● WHAT YOU ARE ASKED TO DO: Leave the pictures out and transcribe every record exactly.

★ ★ ★ ★ ★

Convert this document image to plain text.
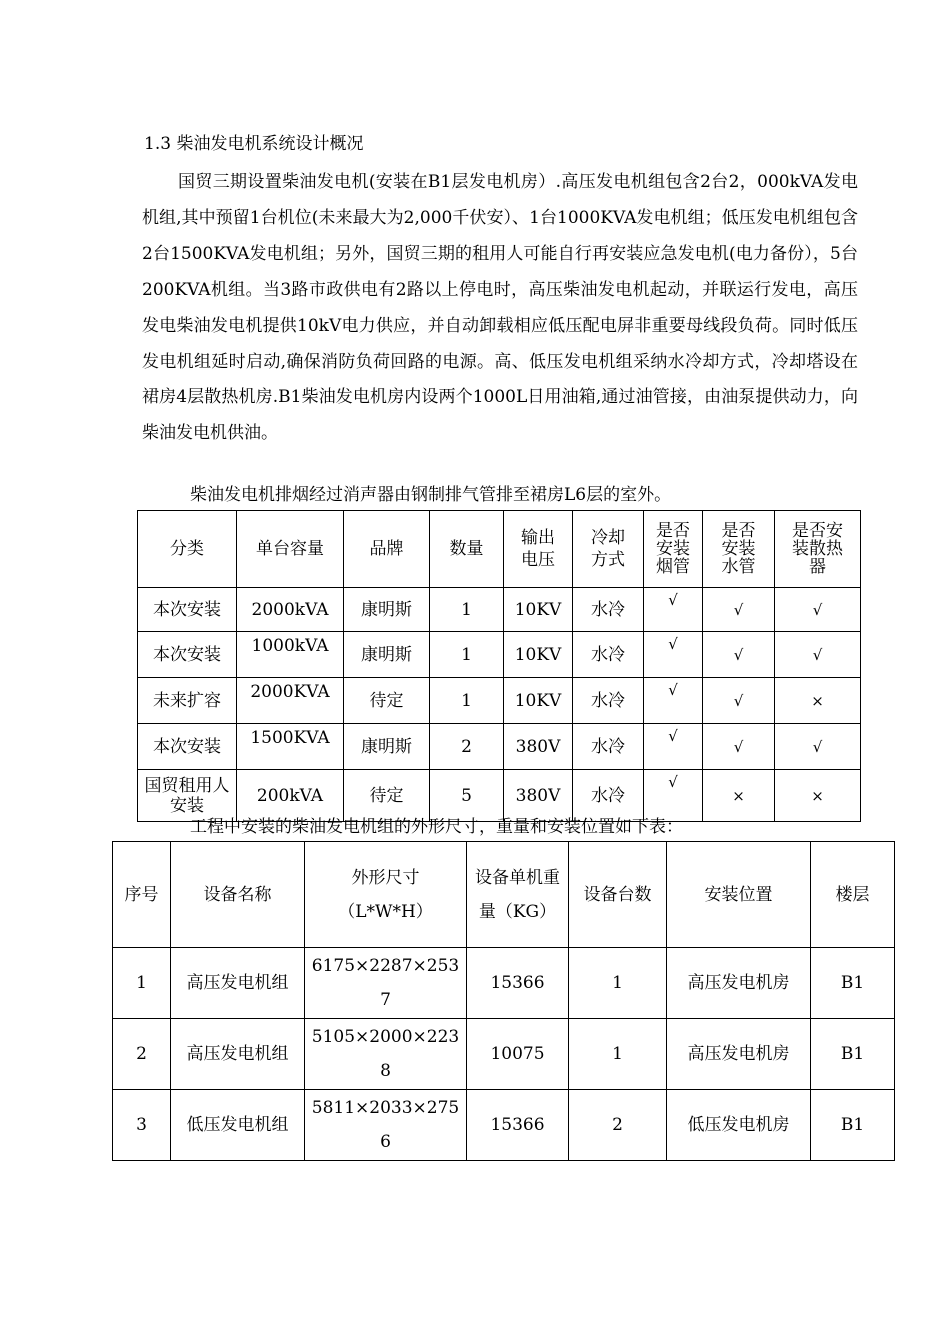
1.3 柴油发电机系统设计概况
国贸三期设置柴油发电机(安装在B1层发电机房）.高压发电机组包含2台2，000kVA发电机组,其中预留1台机位(未来最大为2,000千伏安）、1台1000KVA发电机组；低压发电机组包含2台1500KVA发电机组；另外，国贸三期的租用人可能自行再安装应急发电机(电力备份），5台200KVA机组。当3路市政供电有2路以上停电时，高压柴油发电机起动，并联运行发电，高压发电柴油发电机提供10kV电力供应，并自动卸载相应低压配电屏非重要母线段负荷。同时低压发电机组延时启动,确保消防负荷回路的电源。高、低压发电机组采纳水冷却方式，冷却塔设在裙房4层散热机房.B1柴油发电机房内设两个1000L日用油箱,通过油管接，由油泵提供动力，向柴油发电机供油。
柴油发电机排烟经过消声器由钢制排气管排至裙房L6层的室外。
分类	单台容量	品牌	数量	输出电压	冷却方式	是否安装烟管	是否安装水管	是否安装散热器
本次安装	2000kVA	康明斯	1	10KV	水冷	√	√	√
本次安装	1000kVA	康明斯	1	10KV	水冷	√	√	√
未来扩容	2000KVA	待定	1	10KV	水冷	√	√	×
本次安装	1500KVA	康明斯	2	380V	水冷	√	√	√
国贸租用人安装	200kVA	待定	5	380V	水冷	√	×	×
工程中安装的柴油发电机组的外形尺寸，重量和安装位置如下表：
序号	设备名称	外形尺寸（L*W*H）	设备单机重量（KG）	设备台数	安装位置	楼层
1	高压发电机组	6175×2287×2537	15366	1	高压发电机房	B1
2	高压发电机组	5105×2000×2238	10075	1	高压发电机房	B1
3	低压发电机组	5811×2033×2756	15366	2	低压发电机房	B1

★ ★ ★ ★ ★

● PROBLEM SOLUTION:
Convert this document image to plain text.
1.3 柴油发电机系统设计概况
国贸三期设置柴油发电机(安装在B1层发电机房）.高压发电机组包含2台2，000kVA发电机组,其中预留1台机位(未来最大为2,000千伏安）、1台1000KVA发电机组；低压发电机组包含2台1500KVA发电机组；另外，国贸三期的租用人可能自行再安装应急发电机(电力备份），5台200KVA机组。当3路市政供电有2路以上停电时，高压柴油发电机起动，并联运行发电，高压发电柴油发电机提供10kV电力供应，并自动卸载相应低压配电屏非重要母线段负荷。同时低压发电机组延时启动,确保消防负荷回路的电源。高、低压发电机组采纳水冷却方式，冷却塔设在裙房4层散热机房.B1柴油发电机房内设两个1000L日用油箱,通过油管接，由油泵提供动力，向柴油发电机供油。
柴油发电机排烟经过消声器由钢制排气管排至裙房L6层的室外。
分类	单台容量	品牌	数量	输出电压	冷却方式	是否安装烟管	是否安装水管	是否安装散热器
本次安装	2000kVA	康明斯	1	10KV	水冷	√	√	√
本次安装	1000kVA	康明斯	1	10KV	水冷	√	√	√
未来扩容	2000KVA	待定	1	10KV	水冷	√	√	×
本次安装	1500KVA	康明斯	2	380V	水冷	√	√	√
国贸租用人安装	200kVA	待定	5	380V	水冷	√	×	×
工程中安装的柴油发电机组的外形尺寸，重量和安装位置如下表：
序号	设备名称	外形尺寸（L*W*H）	设备单机重量（KG）	设备台数	安装位置	楼层
1	高压发电机组	6175×2287×2537	15366	1	高压发电机房	B1
2	高压发电机组	5105×2000×2238	10075	1	高压发电机房	B1
3	低压发电机组	5811×2033×2756	15366	2	低压发电机房	B1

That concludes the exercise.